Collected data entries:
★ ★ ★ ★ ★ ★ ★

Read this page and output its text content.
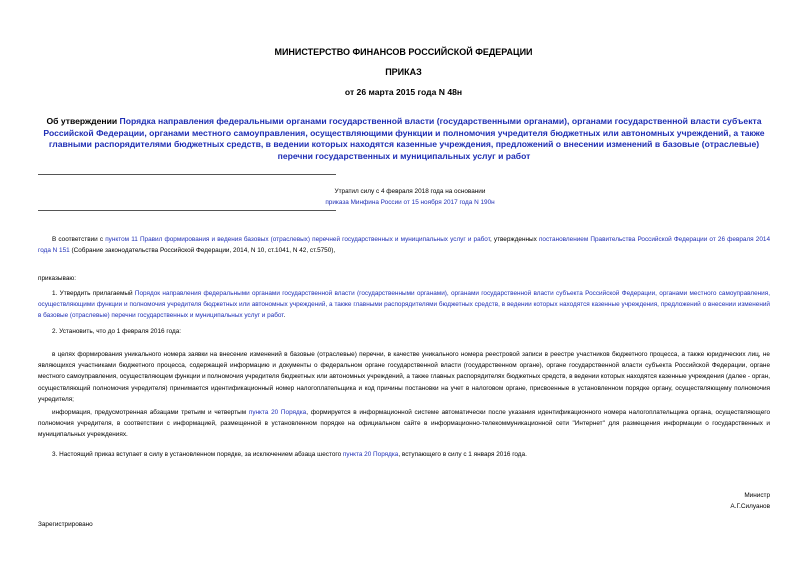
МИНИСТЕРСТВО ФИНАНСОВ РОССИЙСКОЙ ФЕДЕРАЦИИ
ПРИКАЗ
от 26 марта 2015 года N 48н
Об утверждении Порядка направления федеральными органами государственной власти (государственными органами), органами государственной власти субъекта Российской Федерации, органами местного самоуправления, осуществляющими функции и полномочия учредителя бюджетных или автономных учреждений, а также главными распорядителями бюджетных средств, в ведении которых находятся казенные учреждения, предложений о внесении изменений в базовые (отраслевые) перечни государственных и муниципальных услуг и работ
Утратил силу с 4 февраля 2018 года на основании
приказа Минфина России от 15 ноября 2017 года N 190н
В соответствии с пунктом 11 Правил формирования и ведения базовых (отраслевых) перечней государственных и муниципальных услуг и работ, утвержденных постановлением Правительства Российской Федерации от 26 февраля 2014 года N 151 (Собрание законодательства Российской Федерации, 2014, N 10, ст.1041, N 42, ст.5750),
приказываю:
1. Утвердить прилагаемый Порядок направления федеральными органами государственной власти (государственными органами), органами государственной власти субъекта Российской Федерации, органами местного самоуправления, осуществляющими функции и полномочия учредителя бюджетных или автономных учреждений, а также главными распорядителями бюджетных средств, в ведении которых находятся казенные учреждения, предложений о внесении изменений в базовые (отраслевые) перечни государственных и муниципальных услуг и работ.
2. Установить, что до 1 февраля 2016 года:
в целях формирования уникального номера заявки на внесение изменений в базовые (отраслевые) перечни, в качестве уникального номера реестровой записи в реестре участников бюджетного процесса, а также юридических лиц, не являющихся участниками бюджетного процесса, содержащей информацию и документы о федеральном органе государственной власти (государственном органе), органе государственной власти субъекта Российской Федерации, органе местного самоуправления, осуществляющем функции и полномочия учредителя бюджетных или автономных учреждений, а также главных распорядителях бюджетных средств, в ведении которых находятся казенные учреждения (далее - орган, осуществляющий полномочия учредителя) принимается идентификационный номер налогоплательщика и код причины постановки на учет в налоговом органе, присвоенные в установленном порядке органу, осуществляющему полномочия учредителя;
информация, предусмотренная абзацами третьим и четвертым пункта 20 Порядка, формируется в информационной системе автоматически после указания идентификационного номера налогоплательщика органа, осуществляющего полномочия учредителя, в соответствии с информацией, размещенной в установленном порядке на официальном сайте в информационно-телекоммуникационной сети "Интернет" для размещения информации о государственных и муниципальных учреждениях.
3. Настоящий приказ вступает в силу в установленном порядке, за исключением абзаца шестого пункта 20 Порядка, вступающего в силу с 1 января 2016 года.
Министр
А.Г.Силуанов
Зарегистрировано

★ ★ ★ ★ ★ ★ ★

§ GOAL
Copy out all the data without changing anything, and drop the pictures.

§ EXERCISE ANSWER
Read this page and output its text content.
МИНИСТЕРСТВО ФИНАНСОВ РОССИЙСКОЙ ФЕДЕРАЦИИ
ПРИКАЗ
от 26 марта 2015 года N 48н
Об утверждении Порядка направления федеральными органами государственной власти (государственными органами), органами государственной власти субъекта Российской Федерации, органами местного самоуправления, осуществляющими функции и полномочия учредителя бюджетных или автономных учреждений, а также главными распорядителями бюджетных средств, в ведении которых находятся казенные учреждения, предложений о внесении изменений в базовые (отраслевые) перечни государственных и муниципальных услуг и работ
Утратил силу с 4 февраля 2018 года на основании
приказа Минфина России от 15 ноября 2017 года N 190н
В соответствии с пунктом 11 Правил формирования и ведения базовых (отраслевых) перечней государственных и муниципальных услуг и работ, утвержденных постановлением Правительства Российской Федерации от 26 февраля 2014 года N 151 (Собрание законодательства Российской Федерации, 2014, N 10, ст.1041, N 42, ст.5750),
приказываю:
1. Утвердить прилагаемый Порядок направления федеральными органами государственной власти (государственными органами), органами государственной власти субъекта Российской Федерации, органами местного самоуправления, осуществляющими функции и полномочия учредителя бюджетных или автономных учреждений, а также главными распорядителями бюджетных средств, в ведении которых находятся казенные учреждения, предложений о внесении изменений в базовые (отраслевые) перечни государственных и муниципальных услуг и работ.
2. Установить, что до 1 февраля 2016 года:
в целях формирования уникального номера заявки на внесение изменений в базовые (отраслевые) перечни, в качестве уникального номера реестровой записи в реестре участников бюджетного процесса, а также юридических лиц, не являющихся участниками бюджетного процесса, содержащей информацию и документы о федеральном органе государственной власти (государственном органе), органе государственной власти субъекта Российской Федерации, органе местного самоуправления, осуществляющем функции и полномочия учредителя бюджетных или автономных учреждений, а также главных распорядителях бюджетных средств, в ведении которых находятся казенные учреждения (далее - орган, осуществляющий полномочия учредителя) принимается идентификационный номер налогоплательщика и код причины постановки на учет в налоговом органе, присвоенные в установленном порядке органу, осуществляющему полномочия учредителя;
информация, предусмотренная абзацами третьим и четвертым пункта 20 Порядка, формируется в информационной системе автоматически после указания идентификационного номера налогоплательщика органа, осуществляющего полномочия учредителя, в соответствии с информацией, размещенной в установленном порядке на официальном сайте в информационно-телекоммуникационной сети "Интернет" для размещения информации о государственных и муниципальных учреждениях.
3. Настоящий приказ вступает в силу в установленном порядке, за исключением абзаца шестого пункта 20 Порядка, вступающего в силу с 1 января 2016 года.
Министр
А.Г.Силуанов
Зарегистрировано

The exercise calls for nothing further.